> **To be done**:
Would you pull out every line of the material that contains the string "JSON"?

Figure contents as structured data
* * *
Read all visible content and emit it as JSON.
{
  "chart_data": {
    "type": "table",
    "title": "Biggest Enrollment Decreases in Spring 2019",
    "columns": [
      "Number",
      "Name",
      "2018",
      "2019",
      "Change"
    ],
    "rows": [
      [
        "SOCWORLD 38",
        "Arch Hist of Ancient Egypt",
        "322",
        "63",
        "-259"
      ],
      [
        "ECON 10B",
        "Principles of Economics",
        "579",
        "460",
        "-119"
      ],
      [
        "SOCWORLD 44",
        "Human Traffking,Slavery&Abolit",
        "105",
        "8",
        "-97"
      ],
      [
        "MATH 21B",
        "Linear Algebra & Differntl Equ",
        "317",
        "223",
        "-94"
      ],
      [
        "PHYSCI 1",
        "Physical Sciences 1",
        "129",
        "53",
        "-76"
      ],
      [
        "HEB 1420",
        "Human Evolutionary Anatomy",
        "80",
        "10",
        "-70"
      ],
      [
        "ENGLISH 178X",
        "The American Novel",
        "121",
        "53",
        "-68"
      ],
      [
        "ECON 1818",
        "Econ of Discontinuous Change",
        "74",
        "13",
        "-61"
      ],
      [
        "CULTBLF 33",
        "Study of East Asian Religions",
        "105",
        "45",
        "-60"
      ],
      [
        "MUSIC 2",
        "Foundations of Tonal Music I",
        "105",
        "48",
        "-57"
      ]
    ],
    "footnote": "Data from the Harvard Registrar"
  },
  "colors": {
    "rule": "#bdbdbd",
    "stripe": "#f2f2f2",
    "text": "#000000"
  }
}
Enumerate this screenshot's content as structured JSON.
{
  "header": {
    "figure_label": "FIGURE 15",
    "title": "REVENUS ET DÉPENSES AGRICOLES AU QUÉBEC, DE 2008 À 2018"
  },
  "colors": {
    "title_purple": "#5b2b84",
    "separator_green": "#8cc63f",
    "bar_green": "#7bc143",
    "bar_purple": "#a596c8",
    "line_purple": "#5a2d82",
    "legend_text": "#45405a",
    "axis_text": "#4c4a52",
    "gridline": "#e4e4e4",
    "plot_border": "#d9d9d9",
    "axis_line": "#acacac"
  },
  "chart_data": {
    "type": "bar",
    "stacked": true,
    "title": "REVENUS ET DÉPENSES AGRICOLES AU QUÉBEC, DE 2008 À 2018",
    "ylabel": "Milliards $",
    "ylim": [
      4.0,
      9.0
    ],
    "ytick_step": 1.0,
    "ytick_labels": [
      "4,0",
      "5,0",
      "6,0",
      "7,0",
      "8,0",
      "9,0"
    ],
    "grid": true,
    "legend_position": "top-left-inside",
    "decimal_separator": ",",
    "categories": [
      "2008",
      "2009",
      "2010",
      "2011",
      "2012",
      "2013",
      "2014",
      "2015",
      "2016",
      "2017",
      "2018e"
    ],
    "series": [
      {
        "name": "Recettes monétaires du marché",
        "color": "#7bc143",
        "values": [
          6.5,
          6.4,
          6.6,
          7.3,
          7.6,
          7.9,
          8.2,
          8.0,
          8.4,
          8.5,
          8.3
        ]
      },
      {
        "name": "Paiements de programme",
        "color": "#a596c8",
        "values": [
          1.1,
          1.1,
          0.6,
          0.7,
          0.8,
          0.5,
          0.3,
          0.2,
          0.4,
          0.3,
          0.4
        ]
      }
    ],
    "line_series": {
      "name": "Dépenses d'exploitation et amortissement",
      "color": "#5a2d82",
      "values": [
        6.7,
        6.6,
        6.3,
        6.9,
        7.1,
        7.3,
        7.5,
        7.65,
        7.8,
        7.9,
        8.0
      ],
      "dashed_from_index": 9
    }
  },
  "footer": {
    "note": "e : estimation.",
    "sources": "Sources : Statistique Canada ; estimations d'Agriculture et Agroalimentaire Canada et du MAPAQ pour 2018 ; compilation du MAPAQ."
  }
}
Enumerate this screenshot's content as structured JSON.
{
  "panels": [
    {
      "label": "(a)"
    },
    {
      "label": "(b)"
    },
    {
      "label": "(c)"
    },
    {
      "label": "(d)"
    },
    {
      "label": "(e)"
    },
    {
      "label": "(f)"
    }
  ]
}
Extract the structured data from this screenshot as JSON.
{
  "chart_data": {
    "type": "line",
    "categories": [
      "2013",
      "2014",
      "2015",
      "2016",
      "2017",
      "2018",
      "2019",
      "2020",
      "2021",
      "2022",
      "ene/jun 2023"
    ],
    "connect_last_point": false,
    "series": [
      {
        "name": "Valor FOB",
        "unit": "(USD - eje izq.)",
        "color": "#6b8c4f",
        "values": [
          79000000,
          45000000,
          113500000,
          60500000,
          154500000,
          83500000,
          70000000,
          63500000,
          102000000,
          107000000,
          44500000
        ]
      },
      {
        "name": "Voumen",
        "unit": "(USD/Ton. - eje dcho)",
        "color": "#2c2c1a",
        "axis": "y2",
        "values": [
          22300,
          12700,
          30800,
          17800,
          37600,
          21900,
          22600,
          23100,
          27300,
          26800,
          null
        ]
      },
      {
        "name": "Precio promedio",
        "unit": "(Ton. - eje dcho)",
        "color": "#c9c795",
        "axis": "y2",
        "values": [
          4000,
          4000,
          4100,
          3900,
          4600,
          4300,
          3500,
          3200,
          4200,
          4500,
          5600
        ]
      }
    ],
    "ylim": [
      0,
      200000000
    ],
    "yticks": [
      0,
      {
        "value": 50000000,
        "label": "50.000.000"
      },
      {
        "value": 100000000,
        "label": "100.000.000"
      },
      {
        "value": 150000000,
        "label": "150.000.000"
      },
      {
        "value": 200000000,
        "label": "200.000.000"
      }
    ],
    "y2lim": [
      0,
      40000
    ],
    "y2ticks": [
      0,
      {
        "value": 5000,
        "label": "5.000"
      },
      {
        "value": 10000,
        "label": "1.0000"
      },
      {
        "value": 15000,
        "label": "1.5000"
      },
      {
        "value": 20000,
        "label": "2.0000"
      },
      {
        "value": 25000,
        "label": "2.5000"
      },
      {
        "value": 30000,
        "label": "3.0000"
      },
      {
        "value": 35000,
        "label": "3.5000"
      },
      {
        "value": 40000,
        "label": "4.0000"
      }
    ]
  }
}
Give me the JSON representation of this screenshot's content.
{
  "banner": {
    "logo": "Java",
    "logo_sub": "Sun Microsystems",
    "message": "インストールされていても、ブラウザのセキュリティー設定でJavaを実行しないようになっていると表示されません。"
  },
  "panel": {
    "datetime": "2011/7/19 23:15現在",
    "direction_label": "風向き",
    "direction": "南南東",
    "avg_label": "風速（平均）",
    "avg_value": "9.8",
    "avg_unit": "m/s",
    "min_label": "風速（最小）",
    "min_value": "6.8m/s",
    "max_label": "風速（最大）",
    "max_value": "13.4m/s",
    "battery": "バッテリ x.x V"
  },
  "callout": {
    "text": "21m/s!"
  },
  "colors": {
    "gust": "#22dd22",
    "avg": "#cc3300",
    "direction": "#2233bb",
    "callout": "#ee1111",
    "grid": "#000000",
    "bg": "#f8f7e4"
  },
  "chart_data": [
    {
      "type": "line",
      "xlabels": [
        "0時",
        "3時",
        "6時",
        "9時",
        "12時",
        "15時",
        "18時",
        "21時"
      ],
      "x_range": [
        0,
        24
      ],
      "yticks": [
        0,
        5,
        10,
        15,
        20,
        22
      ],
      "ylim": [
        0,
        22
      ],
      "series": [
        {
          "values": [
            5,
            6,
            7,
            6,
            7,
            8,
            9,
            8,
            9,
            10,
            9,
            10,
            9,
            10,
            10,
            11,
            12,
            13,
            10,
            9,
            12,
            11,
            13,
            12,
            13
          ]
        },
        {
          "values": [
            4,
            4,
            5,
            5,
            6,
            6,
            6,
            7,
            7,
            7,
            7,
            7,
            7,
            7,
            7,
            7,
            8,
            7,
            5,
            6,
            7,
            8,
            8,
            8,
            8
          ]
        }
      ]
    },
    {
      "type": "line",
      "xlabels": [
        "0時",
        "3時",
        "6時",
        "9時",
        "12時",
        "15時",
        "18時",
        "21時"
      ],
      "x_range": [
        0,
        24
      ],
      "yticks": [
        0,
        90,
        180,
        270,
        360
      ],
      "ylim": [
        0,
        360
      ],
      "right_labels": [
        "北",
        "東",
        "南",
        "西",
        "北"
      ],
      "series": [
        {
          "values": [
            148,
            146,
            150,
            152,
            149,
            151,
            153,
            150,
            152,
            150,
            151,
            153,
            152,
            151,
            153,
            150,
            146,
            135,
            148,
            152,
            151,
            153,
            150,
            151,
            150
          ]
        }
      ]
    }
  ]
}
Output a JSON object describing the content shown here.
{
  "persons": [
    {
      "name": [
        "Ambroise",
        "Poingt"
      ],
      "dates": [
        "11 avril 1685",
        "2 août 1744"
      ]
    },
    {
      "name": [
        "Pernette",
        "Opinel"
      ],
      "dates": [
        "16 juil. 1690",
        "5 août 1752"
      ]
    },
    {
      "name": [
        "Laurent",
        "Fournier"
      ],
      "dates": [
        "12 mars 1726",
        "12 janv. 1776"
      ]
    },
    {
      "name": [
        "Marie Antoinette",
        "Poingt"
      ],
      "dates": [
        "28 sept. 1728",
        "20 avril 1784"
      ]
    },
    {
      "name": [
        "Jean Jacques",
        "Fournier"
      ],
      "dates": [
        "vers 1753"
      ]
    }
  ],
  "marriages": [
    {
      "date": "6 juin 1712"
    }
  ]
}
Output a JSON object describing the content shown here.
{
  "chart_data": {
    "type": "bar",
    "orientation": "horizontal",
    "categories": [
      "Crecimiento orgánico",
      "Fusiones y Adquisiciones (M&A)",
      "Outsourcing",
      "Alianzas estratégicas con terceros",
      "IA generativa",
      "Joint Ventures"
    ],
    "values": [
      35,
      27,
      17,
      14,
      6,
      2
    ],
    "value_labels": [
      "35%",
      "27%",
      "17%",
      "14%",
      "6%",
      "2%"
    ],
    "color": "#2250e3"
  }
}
* * *
> **Task result**:
Read all visible content and emit it as JSON.
Enumerate this screenshot's content as structured JSON.
Enumerate this screenshot's content as structured JSON.
Extract the structured data from this screenshot as JSON.
Give me the JSON representation of this screenshot's content.
Output a JSON object describing the content shown here.
Output a JSON object describing the content shown here.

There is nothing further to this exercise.